● **SET PROBLEM**
Extract each line of the records below that contains the word "федерального".
+++ RECORDED INFORMATION +++
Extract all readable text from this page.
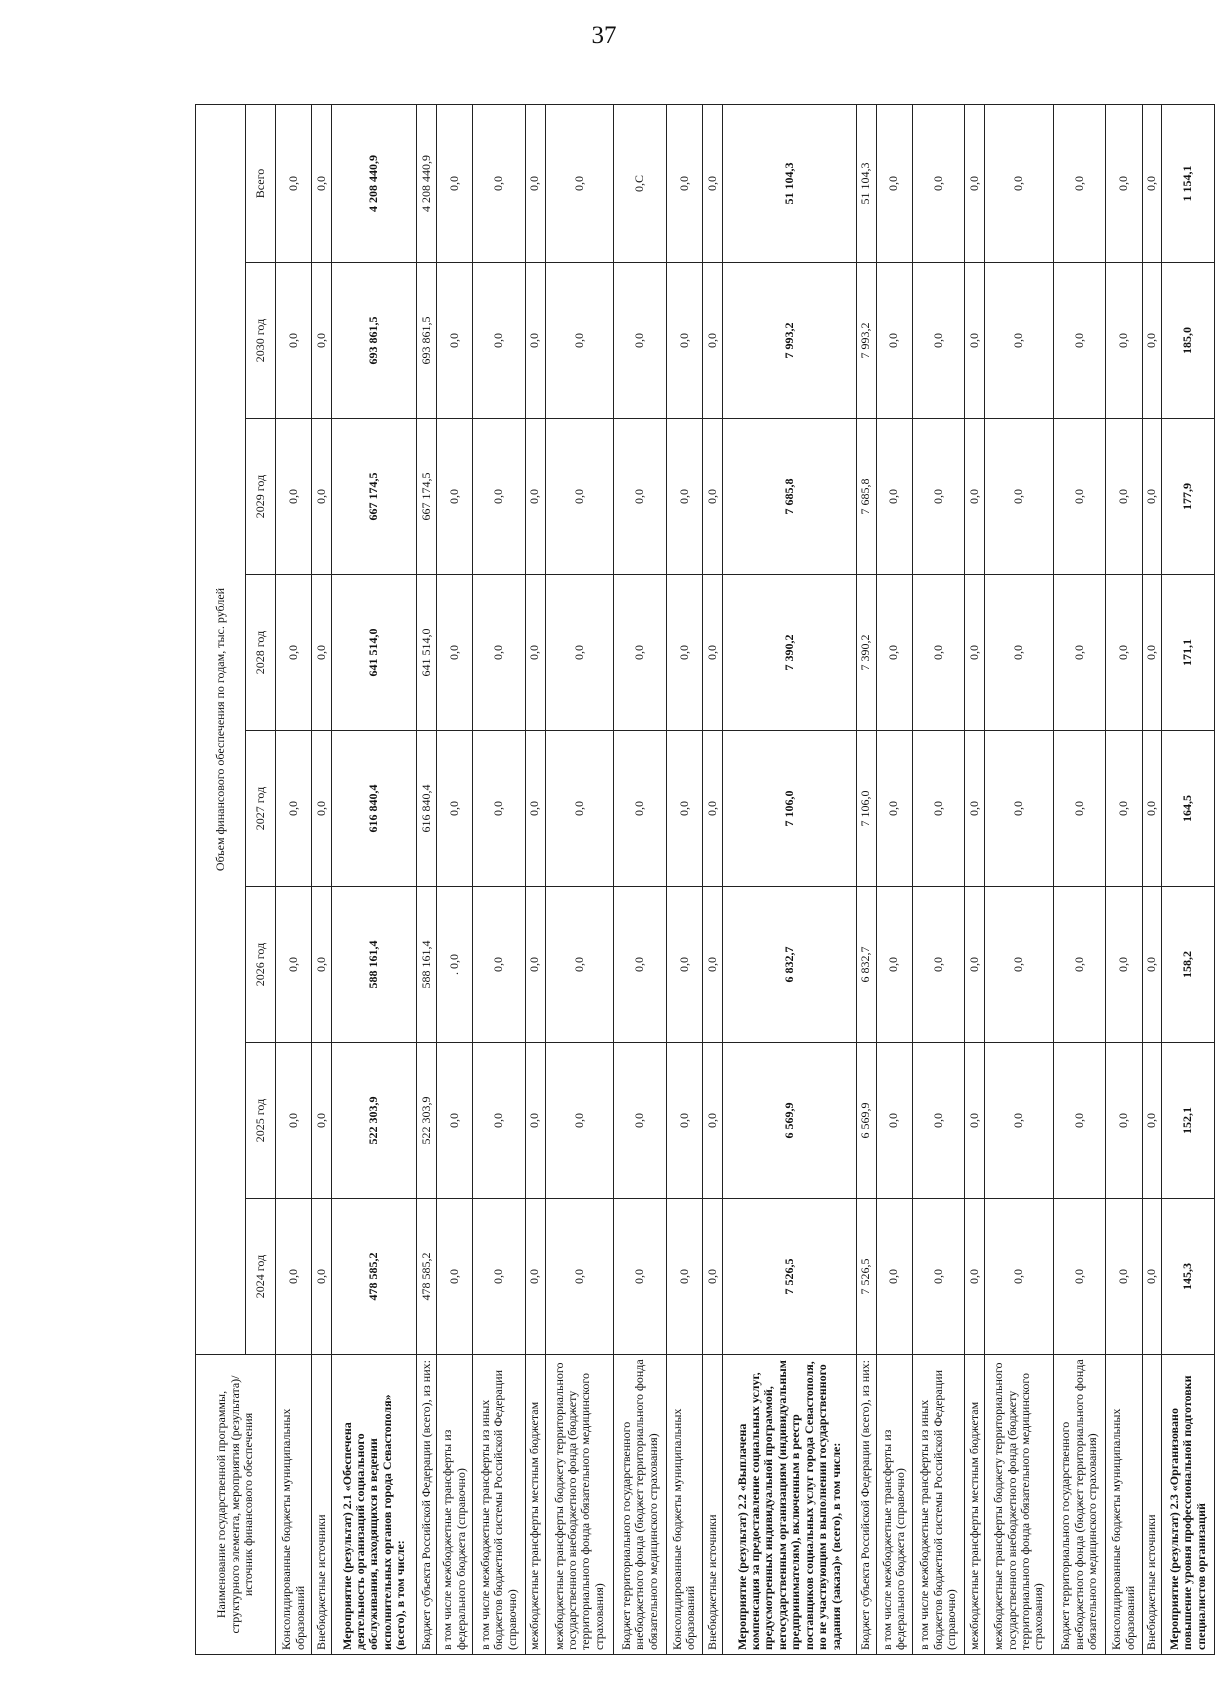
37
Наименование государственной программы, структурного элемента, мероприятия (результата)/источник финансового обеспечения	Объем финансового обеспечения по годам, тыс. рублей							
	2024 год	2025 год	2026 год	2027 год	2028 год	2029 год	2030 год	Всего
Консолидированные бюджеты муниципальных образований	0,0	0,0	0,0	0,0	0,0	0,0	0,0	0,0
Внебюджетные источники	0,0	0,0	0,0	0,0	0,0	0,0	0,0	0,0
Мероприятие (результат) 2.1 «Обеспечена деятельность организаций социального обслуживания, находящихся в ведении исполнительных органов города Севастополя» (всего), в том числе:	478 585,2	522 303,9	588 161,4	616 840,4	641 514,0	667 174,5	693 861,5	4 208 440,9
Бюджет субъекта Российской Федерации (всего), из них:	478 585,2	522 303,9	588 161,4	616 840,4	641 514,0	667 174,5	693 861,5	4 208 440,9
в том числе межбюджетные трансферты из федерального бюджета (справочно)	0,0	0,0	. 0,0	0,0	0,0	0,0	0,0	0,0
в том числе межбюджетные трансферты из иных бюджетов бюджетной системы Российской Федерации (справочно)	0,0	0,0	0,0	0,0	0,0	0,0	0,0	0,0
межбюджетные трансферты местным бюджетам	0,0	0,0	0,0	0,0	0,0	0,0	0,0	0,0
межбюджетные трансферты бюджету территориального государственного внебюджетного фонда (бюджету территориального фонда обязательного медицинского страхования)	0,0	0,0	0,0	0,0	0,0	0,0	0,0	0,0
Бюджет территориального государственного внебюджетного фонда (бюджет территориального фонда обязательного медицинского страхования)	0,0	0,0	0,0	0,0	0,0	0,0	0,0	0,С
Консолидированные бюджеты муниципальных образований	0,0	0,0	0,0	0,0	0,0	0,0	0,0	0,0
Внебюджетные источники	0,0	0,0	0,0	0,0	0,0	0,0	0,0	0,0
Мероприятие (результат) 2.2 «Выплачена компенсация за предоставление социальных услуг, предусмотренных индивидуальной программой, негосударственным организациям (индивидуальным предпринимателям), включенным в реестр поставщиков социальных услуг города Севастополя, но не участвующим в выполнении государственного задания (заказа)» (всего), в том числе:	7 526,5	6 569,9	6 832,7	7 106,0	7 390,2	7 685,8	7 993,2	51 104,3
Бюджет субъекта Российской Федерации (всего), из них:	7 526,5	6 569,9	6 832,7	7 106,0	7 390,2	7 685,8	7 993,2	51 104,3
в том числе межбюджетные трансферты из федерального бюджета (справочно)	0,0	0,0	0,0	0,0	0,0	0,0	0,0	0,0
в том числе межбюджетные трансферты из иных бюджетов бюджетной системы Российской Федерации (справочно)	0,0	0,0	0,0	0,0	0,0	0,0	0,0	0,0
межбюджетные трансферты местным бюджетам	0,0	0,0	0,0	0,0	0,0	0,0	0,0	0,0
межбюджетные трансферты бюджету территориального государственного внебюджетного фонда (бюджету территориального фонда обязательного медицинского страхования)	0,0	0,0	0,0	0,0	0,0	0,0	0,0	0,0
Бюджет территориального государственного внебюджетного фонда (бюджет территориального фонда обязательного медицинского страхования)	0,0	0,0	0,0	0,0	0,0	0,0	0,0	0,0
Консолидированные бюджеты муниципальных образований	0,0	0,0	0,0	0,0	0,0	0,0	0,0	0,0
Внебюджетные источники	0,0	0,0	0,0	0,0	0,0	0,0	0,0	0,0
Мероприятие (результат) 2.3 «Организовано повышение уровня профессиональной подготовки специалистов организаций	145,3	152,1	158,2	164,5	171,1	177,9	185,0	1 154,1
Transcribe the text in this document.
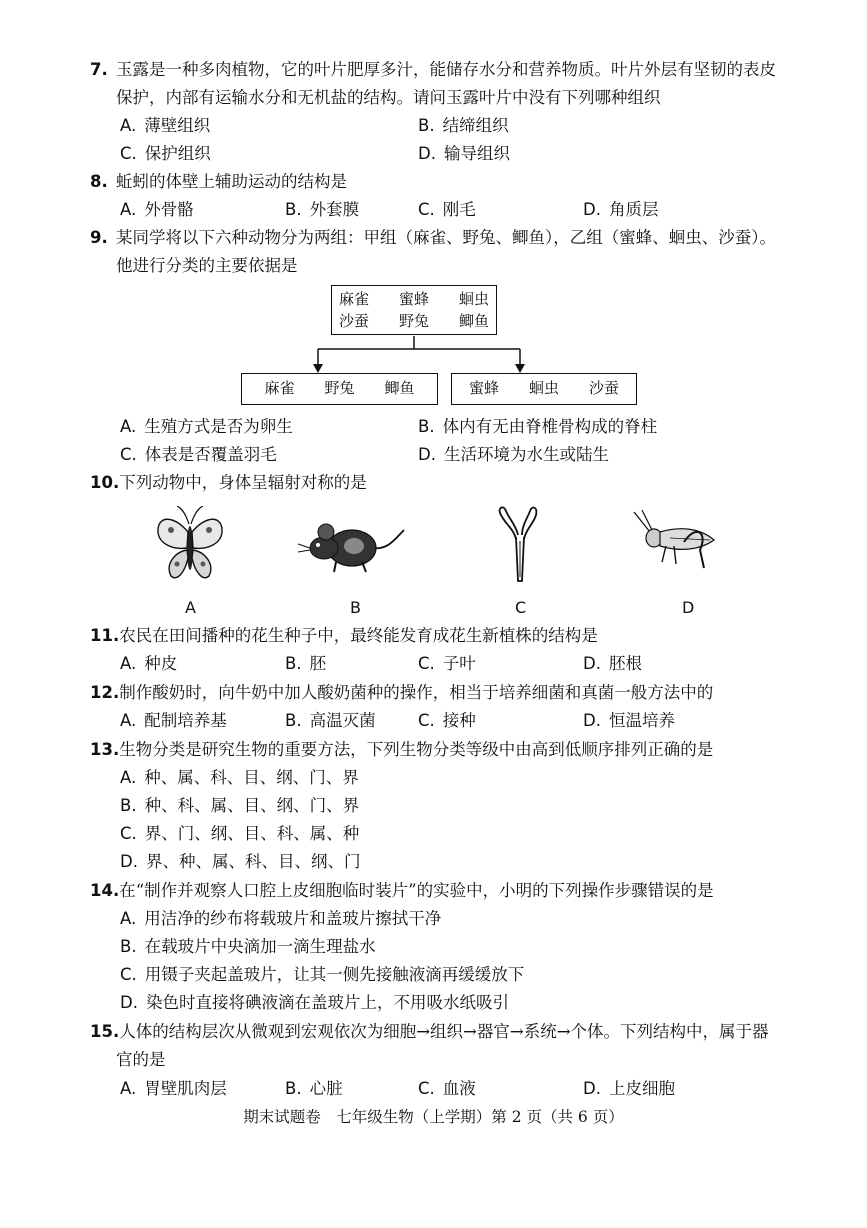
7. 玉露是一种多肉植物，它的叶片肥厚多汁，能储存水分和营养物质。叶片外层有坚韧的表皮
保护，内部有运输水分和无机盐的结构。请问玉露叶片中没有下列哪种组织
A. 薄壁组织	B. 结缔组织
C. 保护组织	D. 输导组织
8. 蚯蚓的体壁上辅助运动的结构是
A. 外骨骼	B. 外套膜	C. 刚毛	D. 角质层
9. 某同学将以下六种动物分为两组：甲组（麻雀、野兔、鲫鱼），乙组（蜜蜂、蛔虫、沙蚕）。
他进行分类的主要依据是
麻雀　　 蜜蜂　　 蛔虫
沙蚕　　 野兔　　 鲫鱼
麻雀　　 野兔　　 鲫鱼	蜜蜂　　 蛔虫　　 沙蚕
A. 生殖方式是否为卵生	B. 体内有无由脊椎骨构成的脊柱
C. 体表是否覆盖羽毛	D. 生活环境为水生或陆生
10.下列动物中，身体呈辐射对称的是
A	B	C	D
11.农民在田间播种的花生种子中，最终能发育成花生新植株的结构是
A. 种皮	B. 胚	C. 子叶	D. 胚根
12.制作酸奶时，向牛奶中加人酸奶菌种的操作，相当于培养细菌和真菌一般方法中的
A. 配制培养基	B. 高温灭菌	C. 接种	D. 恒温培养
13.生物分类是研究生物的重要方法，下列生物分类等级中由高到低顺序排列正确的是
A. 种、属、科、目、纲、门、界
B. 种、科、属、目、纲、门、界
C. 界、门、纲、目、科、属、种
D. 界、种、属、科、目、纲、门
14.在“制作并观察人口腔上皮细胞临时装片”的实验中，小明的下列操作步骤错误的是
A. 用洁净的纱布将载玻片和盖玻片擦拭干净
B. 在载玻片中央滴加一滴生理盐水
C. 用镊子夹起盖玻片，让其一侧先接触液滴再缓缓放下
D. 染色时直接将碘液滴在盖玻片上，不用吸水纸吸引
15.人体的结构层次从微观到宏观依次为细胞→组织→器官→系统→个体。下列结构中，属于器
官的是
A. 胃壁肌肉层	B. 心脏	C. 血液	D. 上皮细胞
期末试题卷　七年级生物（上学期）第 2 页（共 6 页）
+++
● **WRITTEN SOLUTION**
в том числе межбюджетные трансферты из федерального бюджета (справочно)	0,0	0,0	. 0,0	0,0	0,0	0,0	0,0	0,0
в том числе межбюджетные трансферты из федерального бюджета (справочно)	0,0	0,0	0,0	0,0	0,0	0,0	0,0	0,0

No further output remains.